Entries provided »
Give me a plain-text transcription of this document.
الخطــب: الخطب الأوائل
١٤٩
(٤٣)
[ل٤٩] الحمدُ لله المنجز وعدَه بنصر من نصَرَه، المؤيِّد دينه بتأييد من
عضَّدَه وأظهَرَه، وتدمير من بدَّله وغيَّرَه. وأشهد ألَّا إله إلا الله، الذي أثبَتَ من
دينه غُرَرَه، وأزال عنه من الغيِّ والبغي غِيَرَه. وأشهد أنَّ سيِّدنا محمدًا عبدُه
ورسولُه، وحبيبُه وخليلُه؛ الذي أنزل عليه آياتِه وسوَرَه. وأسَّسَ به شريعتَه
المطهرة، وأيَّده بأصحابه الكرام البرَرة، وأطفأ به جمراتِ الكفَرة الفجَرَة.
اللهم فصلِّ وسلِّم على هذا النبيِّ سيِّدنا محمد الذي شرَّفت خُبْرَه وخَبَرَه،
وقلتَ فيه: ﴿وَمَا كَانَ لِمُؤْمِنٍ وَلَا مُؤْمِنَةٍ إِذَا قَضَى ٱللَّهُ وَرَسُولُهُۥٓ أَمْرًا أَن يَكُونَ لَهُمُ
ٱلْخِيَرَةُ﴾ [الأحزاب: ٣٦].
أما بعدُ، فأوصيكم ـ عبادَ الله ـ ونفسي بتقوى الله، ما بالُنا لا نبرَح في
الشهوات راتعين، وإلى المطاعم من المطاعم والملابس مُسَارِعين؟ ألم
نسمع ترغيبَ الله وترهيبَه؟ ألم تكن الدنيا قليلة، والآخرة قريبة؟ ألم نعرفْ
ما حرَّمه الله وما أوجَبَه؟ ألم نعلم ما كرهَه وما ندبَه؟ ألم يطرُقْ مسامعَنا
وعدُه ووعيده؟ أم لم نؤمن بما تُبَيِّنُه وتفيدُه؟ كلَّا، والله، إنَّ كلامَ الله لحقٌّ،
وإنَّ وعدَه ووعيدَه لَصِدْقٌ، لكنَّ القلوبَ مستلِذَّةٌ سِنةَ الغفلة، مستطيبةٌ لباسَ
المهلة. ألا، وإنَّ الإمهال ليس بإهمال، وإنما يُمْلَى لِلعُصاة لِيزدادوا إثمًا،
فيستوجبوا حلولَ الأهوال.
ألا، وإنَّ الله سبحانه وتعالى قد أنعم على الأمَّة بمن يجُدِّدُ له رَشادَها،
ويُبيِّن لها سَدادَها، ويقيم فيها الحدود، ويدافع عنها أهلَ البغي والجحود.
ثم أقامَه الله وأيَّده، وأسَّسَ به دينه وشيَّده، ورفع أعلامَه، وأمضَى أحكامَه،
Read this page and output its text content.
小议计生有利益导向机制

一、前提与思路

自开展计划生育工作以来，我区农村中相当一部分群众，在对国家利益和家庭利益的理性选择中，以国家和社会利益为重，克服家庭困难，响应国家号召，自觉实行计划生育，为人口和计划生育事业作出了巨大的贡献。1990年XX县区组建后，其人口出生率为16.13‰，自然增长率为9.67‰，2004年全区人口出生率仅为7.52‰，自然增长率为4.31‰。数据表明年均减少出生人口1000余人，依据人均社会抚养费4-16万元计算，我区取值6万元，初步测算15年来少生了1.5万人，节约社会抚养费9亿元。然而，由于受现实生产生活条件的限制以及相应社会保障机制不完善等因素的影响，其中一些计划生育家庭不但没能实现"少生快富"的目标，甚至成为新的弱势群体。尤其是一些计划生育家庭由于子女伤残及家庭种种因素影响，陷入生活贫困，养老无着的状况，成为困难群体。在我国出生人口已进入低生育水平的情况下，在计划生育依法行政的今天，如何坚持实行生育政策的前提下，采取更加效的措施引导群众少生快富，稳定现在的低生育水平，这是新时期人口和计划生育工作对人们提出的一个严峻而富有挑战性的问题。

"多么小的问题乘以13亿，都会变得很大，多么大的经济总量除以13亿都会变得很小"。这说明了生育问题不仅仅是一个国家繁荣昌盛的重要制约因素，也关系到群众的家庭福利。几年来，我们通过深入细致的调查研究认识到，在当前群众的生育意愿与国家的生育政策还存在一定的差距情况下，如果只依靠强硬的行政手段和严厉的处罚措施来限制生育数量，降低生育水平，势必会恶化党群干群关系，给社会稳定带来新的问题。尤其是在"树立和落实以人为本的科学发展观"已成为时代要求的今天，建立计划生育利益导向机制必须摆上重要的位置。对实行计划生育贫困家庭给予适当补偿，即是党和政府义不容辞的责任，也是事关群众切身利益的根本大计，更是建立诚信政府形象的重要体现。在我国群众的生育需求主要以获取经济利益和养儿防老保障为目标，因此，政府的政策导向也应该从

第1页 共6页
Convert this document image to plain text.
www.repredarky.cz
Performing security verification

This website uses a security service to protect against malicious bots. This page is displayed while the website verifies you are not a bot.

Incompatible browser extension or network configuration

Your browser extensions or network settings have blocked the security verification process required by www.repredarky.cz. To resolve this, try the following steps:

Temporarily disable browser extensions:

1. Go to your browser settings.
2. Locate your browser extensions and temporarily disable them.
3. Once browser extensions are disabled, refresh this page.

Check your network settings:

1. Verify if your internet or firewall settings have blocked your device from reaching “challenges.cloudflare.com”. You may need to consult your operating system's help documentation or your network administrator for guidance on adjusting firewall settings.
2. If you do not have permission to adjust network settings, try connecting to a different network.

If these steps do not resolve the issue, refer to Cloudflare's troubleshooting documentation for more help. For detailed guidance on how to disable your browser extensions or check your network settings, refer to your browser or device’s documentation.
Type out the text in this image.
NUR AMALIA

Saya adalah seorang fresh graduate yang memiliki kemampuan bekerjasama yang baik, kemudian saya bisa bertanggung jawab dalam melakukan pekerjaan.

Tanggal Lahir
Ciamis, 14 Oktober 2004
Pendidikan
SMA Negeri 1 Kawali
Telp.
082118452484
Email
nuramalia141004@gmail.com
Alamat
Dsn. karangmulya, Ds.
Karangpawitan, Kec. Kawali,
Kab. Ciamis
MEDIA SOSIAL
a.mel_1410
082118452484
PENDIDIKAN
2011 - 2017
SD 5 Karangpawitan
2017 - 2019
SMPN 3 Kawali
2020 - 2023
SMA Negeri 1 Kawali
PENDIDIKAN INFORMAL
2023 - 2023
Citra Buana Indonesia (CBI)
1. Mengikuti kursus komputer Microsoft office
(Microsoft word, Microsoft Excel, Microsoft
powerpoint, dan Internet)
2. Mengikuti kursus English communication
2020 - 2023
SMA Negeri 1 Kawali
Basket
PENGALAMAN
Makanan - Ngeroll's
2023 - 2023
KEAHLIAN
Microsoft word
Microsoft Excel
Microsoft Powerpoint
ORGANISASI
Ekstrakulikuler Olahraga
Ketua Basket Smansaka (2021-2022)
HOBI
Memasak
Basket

Requirement »
Search the data for "word". Copy every matching line.

Expected answer »
(Microsoft word, Microsoft Excel, Microsoft
Microsoft word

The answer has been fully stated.